======== Data lines

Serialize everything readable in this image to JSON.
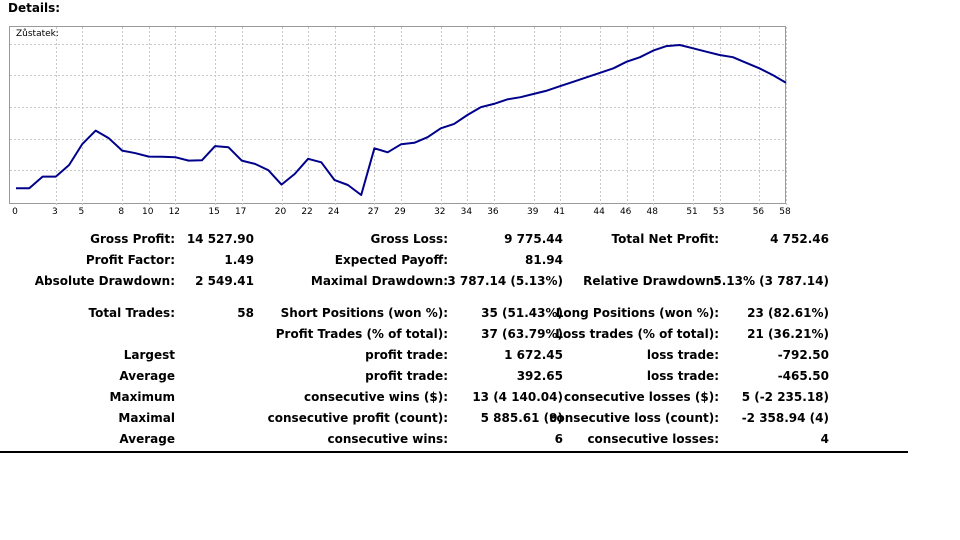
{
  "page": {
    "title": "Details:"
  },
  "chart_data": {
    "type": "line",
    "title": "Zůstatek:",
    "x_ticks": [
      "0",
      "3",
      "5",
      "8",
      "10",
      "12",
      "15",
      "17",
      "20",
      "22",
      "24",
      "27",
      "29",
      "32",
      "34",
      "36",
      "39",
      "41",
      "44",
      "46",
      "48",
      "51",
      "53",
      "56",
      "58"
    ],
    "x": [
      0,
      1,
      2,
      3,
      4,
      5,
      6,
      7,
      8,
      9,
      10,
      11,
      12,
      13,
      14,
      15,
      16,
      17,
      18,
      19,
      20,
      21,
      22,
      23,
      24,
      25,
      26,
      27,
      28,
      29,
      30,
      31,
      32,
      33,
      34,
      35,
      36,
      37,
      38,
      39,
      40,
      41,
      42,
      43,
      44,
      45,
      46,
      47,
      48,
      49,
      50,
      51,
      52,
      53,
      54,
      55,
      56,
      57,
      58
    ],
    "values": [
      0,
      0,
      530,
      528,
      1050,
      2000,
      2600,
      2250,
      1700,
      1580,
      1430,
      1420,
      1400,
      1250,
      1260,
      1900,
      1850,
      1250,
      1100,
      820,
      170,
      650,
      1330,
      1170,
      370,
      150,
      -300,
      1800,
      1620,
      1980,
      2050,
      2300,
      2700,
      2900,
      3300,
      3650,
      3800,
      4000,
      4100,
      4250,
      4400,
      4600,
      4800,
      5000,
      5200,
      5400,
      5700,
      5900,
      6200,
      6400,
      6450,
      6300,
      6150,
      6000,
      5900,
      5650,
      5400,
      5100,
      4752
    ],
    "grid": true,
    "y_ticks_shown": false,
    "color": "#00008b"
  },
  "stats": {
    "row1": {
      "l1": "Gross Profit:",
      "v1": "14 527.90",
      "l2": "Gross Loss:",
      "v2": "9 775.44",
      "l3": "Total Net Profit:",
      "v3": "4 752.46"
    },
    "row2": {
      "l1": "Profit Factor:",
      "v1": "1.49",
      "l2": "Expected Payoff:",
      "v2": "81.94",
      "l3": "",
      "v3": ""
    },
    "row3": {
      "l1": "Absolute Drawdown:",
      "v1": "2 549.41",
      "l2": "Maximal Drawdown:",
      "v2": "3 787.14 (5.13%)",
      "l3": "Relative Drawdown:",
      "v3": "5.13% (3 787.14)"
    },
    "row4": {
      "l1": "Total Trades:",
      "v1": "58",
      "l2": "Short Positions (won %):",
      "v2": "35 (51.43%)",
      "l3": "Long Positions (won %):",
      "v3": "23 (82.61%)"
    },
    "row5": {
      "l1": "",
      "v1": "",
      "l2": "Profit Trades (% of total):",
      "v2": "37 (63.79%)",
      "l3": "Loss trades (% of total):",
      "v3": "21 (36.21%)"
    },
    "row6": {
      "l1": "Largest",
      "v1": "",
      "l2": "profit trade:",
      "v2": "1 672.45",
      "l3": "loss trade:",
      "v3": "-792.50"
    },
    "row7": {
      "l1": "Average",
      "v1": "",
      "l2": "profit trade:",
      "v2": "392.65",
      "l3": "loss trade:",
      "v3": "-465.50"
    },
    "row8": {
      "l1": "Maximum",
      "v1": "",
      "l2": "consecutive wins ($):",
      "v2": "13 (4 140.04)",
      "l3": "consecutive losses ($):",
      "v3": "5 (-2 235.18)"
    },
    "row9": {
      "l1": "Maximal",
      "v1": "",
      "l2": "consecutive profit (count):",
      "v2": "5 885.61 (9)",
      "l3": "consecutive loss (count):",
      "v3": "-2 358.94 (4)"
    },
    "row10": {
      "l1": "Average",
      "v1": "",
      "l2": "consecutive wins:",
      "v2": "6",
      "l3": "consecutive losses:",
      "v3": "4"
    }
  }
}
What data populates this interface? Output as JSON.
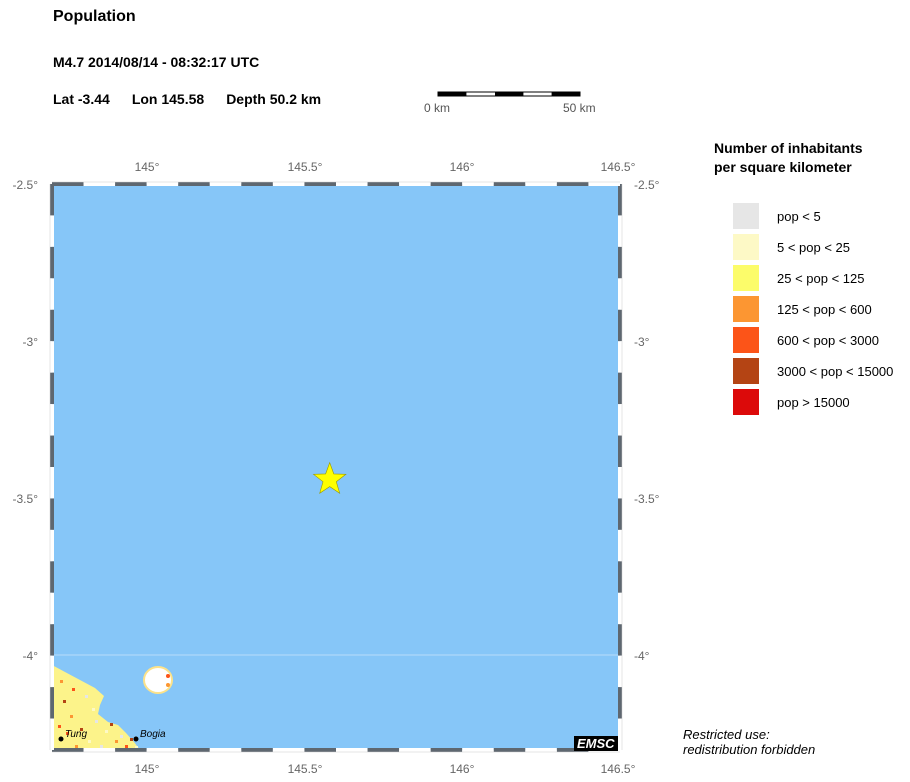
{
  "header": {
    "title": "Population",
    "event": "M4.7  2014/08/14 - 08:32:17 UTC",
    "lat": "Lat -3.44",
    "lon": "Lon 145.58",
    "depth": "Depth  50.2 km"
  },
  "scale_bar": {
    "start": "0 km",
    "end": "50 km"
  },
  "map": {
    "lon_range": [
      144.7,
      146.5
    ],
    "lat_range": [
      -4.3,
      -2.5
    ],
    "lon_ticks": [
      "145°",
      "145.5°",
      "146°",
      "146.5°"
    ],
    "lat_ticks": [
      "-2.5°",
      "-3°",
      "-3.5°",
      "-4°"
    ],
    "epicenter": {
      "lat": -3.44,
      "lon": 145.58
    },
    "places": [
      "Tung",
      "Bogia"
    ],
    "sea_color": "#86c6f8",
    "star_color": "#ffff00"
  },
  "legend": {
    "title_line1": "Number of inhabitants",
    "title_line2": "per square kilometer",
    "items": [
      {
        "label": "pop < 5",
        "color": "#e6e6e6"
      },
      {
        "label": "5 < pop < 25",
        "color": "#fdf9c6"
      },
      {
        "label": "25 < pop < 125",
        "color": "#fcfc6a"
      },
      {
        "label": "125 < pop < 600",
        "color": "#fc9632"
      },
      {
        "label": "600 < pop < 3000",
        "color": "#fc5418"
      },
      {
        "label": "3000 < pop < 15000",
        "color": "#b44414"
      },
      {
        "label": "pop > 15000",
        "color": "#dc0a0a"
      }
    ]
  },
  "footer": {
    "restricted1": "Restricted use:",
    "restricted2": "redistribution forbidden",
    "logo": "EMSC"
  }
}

================

*What to do*
Reproduce each line of the records exactly, and omit every picture.

*Finished task*
Serialize everything readable in this image to JSON.
{
  "page": {
    "title": "Details:"
  },
  "chart_data": {
    "type": "line",
    "title": "Zůstatek:",
    "x_ticks": [
      "0",
      "3",
      "5",
      "8",
      "10",
      "12",
      "15",
      "17",
      "20",
      "22",
      "24",
      "27",
      "29",
      "32",
      "34",
      "36",
      "39",
      "41",
      "44",
      "46",
      "48",
      "51",
      "53",
      "56",
      "58"
    ],
    "x": [
      0,
      1,
      2,
      3,
      4,
      5,
      6,
      7,
      8,
      9,
      10,
      11,
      12,
      13,
      14,
      15,
      16,
      17,
      18,
      19,
      20,
      21,
      22,
      23,
      24,
      25,
      26,
      27,
      28,
      29,
      30,
      31,
      32,
      33,
      34,
      35,
      36,
      37,
      38,
      39,
      40,
      41,
      42,
      43,
      44,
      45,
      46,
      47,
      48,
      49,
      50,
      51,
      52,
      53,
      54,
      55,
      56,
      57,
      58
    ],
    "values": [
      0,
      0,
      530,
      528,
      1050,
      2000,
      2600,
      2250,
      1700,
      1580,
      1430,
      1420,
      1400,
      1250,
      1260,
      1900,
      1850,
      1250,
      1100,
      820,
      170,
      650,
      1330,
      1170,
      370,
      150,
      -300,
      1800,
      1620,
      1980,
      2050,
      2300,
      2700,
      2900,
      3300,
      3650,
      3800,
      4000,
      4100,
      4250,
      4400,
      4600,
      4800,
      5000,
      5200,
      5400,
      5700,
      5900,
      6200,
      6400,
      6450,
      6300,
      6150,
      6000,
      5900,
      5650,
      5400,
      5100,
      4752
    ],
    "grid": true,
    "y_ticks_shown": false,
    "color": "#00008b"
  },
  "stats": {
    "row1": {
      "l1": "Gross Profit:",
      "v1": "14 527.90",
      "l2": "Gross Loss:",
      "v2": "9 775.44",
      "l3": "Total Net Profit:",
      "v3": "4 752.46"
    },
    "row2": {
      "l1": "Profit Factor:",
      "v1": "1.49",
      "l2": "Expected Payoff:",
      "v2": "81.94",
      "l3": "",
      "v3": ""
    },
    "row3": {
      "l1": "Absolute Drawdown:",
      "v1": "2 549.41",
      "l2": "Maximal Drawdown:",
      "v2": "3 787.14 (5.13%)",
      "l3": "Relative Drawdown:",
      "v3": "5.13% (3 787.14)"
    },
    "row4": {
      "l1": "Total Trades:",
      "v1": "58",
      "l2": "Short Positions (won %):",
      "v2": "35 (51.43%)",
      "l3": "Long Positions (won %):",
      "v3": "23 (82.61%)"
    },
    "row5": {
      "l1": "",
      "v1": "",
      "l2": "Profit Trades (% of total):",
      "v2": "37 (63.79%)",
      "l3": "Loss trades (% of total):",
      "v3": "21 (36.21%)"
    },
    "row6": {
      "l1": "Largest",
      "v1": "",
      "l2": "profit trade:",
      "v2": "1 672.45",
      "l3": "loss trade:",
      "v3": "-792.50"
    },
    "row7": {
      "l1": "Average",
      "v1": "",
      "l2": "profit trade:",
      "v2": "392.65",
      "l3": "loss trade:",
      "v3": "-465.50"
    },
    "row8": {
      "l1": "Maximum",
      "v1": "",
      "l2": "consecutive wins ($):",
      "v2": "13 (4 140.04)",
      "l3": "consecutive losses ($):",
      "v3": "5 (-2 235.18)"
    },
    "row9": {
      "l1": "Maximal",
      "v1": "",
      "l2": "consecutive profit (count):",
      "v2": "5 885.61 (9)",
      "l3": "consecutive loss (count):",
      "v3": "-2 358.94 (4)"
    },
    "row10": {
      "l1": "Average",
      "v1": "",
      "l2": "consecutive wins:",
      "v2": "6",
      "l3": "consecutive losses:",
      "v3": "4"
    }
  }
}
What data populates this interface? Output as JSON.
{
  "header": {
    "title": "Population",
    "event": "M4.7  2014/08/14 - 08:32:17 UTC",
    "lat": "Lat -3.44",
    "lon": "Lon 145.58",
    "depth": "Depth  50.2 km"
  },
  "scale_bar": {
    "start": "0 km",
    "end": "50 km"
  },
  "map": {
    "lon_range": [
      144.7,
      146.5
    ],
    "lat_range": [
      -4.3,
      -2.5
    ],
    "lon_ticks": [
      "145°",
      "145.5°",
      "146°",
      "146.5°"
    ],
    "lat_ticks": [
      "-2.5°",
      "-3°",
      "-3.5°",
      "-4°"
    ],
    "epicenter": {
      "lat": -3.44,
      "lon": 145.58
    },
    "places": [
      "Tung",
      "Bogia"
    ],
    "sea_color": "#86c6f8",
    "star_color": "#ffff00"
  },
  "legend": {
    "title_line1": "Number of inhabitants",
    "title_line2": "per square kilometer",
    "items": [
      {
        "label": "pop < 5",
        "color": "#e6e6e6"
      },
      {
        "label": "5 < pop < 25",
        "color": "#fdf9c6"
      },
      {
        "label": "25 < pop < 125",
        "color": "#fcfc6a"
      },
      {
        "label": "125 < pop < 600",
        "color": "#fc9632"
      },
      {
        "label": "600 < pop < 3000",
        "color": "#fc5418"
      },
      {
        "label": "3000 < pop < 15000",
        "color": "#b44414"
      },
      {
        "label": "pop > 15000",
        "color": "#dc0a0a"
      }
    ]
  },
  "footer": {
    "restricted1": "Restricted use:",
    "restricted2": "redistribution forbidden",
    "logo": "EMSC"
  }
}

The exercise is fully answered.